==== STORED ROWS

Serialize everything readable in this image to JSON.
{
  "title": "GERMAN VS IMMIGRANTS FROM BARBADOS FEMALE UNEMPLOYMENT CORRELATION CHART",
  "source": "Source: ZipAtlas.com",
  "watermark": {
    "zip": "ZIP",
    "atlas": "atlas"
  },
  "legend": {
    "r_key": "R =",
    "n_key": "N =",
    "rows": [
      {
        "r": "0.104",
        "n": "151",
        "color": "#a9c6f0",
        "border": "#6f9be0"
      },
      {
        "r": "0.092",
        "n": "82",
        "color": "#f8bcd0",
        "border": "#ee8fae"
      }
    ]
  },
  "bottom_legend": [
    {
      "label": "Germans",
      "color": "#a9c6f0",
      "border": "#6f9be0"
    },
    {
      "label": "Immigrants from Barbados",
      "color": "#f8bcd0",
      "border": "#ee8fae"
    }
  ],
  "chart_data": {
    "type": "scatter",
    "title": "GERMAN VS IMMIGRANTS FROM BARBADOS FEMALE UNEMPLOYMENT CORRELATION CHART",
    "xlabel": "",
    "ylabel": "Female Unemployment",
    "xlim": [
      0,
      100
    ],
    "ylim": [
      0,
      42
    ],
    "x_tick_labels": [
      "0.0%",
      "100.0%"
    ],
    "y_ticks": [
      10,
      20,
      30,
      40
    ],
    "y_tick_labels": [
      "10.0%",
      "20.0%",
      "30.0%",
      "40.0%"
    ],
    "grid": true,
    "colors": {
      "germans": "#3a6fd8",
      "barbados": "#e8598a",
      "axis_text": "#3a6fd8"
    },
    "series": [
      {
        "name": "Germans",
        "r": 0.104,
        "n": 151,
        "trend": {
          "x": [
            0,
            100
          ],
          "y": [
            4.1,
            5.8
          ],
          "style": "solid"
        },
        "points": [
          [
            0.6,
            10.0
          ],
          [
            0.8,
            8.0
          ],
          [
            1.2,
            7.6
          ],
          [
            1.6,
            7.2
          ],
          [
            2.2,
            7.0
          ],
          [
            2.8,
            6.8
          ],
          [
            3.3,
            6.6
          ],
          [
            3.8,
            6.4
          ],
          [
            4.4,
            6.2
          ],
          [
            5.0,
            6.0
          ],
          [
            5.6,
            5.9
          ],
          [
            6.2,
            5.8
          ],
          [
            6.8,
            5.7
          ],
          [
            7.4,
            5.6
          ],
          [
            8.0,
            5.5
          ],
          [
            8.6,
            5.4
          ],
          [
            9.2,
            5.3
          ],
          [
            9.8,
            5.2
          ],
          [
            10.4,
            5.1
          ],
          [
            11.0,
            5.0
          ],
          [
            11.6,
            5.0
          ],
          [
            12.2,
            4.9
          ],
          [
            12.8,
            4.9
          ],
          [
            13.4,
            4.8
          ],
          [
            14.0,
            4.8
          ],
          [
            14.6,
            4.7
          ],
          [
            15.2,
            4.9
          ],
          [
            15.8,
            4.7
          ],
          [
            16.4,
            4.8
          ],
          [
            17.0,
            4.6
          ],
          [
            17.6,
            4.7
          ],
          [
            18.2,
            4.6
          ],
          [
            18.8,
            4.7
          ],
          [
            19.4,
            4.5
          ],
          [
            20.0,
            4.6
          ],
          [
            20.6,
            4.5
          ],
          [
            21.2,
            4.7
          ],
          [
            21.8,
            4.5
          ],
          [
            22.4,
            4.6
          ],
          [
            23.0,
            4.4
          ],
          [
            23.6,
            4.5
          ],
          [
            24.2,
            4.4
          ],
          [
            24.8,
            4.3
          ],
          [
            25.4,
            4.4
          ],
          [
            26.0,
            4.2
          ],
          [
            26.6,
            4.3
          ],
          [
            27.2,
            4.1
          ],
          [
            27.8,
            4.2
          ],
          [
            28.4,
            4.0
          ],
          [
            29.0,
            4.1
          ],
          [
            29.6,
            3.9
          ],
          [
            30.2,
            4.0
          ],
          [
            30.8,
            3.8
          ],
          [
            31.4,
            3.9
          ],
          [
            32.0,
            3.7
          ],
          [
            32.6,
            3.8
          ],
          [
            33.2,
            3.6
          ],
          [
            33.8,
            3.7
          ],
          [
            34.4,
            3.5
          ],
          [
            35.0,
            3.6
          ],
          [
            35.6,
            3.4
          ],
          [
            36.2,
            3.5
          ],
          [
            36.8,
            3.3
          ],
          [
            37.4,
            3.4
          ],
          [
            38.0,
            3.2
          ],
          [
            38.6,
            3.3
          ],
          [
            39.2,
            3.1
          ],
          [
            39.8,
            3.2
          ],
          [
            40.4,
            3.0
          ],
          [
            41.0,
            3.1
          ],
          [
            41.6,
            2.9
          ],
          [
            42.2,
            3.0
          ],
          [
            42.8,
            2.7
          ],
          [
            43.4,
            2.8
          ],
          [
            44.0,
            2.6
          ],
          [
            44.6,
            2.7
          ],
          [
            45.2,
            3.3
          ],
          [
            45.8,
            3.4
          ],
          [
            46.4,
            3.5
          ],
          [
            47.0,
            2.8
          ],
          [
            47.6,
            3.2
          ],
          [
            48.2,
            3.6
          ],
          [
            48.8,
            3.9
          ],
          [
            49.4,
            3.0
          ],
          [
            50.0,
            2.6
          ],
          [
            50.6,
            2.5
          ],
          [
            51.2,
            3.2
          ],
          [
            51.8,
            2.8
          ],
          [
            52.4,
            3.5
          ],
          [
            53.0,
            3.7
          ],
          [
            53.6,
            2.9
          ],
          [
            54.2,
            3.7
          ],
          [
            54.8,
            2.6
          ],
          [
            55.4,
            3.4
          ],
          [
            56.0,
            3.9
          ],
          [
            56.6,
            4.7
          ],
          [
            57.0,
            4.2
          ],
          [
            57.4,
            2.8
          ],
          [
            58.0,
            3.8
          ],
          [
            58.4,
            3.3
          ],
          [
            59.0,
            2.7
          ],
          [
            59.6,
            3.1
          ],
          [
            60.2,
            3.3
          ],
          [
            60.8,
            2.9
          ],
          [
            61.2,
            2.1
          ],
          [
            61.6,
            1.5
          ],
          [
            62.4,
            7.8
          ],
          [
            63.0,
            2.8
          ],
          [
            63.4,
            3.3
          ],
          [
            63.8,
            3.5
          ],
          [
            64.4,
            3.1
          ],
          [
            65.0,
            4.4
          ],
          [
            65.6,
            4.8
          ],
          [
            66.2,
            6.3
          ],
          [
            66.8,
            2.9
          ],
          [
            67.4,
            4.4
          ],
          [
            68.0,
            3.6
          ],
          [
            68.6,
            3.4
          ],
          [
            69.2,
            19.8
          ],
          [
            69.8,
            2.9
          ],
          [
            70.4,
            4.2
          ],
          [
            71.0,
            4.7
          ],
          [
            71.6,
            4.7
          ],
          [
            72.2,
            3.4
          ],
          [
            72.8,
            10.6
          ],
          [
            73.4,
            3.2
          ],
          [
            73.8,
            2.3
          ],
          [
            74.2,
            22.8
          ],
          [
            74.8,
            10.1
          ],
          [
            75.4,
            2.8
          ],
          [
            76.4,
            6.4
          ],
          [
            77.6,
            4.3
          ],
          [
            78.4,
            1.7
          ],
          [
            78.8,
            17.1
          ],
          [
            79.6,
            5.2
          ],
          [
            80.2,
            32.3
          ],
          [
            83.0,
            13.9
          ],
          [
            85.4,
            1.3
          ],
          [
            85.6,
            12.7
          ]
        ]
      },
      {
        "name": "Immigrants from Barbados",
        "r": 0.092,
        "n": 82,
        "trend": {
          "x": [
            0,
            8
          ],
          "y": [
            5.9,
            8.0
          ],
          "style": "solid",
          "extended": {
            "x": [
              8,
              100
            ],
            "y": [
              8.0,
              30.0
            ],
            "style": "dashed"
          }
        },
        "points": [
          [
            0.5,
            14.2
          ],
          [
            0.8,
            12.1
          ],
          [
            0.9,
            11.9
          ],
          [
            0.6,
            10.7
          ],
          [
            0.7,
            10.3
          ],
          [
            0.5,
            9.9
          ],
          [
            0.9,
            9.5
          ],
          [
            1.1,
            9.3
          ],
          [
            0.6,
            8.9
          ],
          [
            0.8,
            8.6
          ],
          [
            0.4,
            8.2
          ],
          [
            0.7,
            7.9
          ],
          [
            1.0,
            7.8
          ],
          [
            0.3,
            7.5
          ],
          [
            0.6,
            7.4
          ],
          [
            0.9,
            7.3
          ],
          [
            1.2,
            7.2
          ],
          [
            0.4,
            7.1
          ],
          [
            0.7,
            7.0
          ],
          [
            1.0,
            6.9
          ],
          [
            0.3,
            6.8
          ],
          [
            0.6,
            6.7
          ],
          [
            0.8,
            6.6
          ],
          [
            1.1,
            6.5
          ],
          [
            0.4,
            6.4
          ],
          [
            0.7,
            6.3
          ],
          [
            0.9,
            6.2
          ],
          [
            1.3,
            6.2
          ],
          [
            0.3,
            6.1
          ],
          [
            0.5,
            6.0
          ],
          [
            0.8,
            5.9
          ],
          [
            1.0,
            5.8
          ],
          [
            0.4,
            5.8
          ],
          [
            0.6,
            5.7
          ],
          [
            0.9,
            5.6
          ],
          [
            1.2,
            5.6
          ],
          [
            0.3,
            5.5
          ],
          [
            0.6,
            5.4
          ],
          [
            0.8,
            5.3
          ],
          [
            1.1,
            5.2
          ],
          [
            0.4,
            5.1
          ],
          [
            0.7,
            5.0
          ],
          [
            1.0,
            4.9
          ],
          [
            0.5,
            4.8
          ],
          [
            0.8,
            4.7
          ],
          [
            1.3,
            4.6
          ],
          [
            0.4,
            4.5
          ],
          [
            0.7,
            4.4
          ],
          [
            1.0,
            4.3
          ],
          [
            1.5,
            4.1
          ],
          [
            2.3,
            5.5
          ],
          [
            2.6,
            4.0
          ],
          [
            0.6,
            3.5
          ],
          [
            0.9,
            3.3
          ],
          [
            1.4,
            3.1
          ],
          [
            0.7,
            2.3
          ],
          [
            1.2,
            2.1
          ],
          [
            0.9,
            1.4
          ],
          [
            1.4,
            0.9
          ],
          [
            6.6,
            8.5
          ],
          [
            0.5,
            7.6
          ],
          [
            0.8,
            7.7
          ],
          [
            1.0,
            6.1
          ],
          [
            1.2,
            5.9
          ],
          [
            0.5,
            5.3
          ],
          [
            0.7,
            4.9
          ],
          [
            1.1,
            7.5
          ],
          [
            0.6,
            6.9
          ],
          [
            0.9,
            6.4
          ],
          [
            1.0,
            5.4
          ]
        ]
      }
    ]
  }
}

========

**SET EXERCISE:**
Report every line containing the word "title" from the listing above.

**SOLUTION TO THIS TASK:**
  "title": "GERMAN VS IMMIGRANTS FROM BARBADOS FEMALE UNEMPLOYMENT CORRELATION CHART",
    "title": "GERMAN VS IMMIGRANTS FROM BARBADOS FEMALE UNEMPLOYMENT CORRELATION CHART",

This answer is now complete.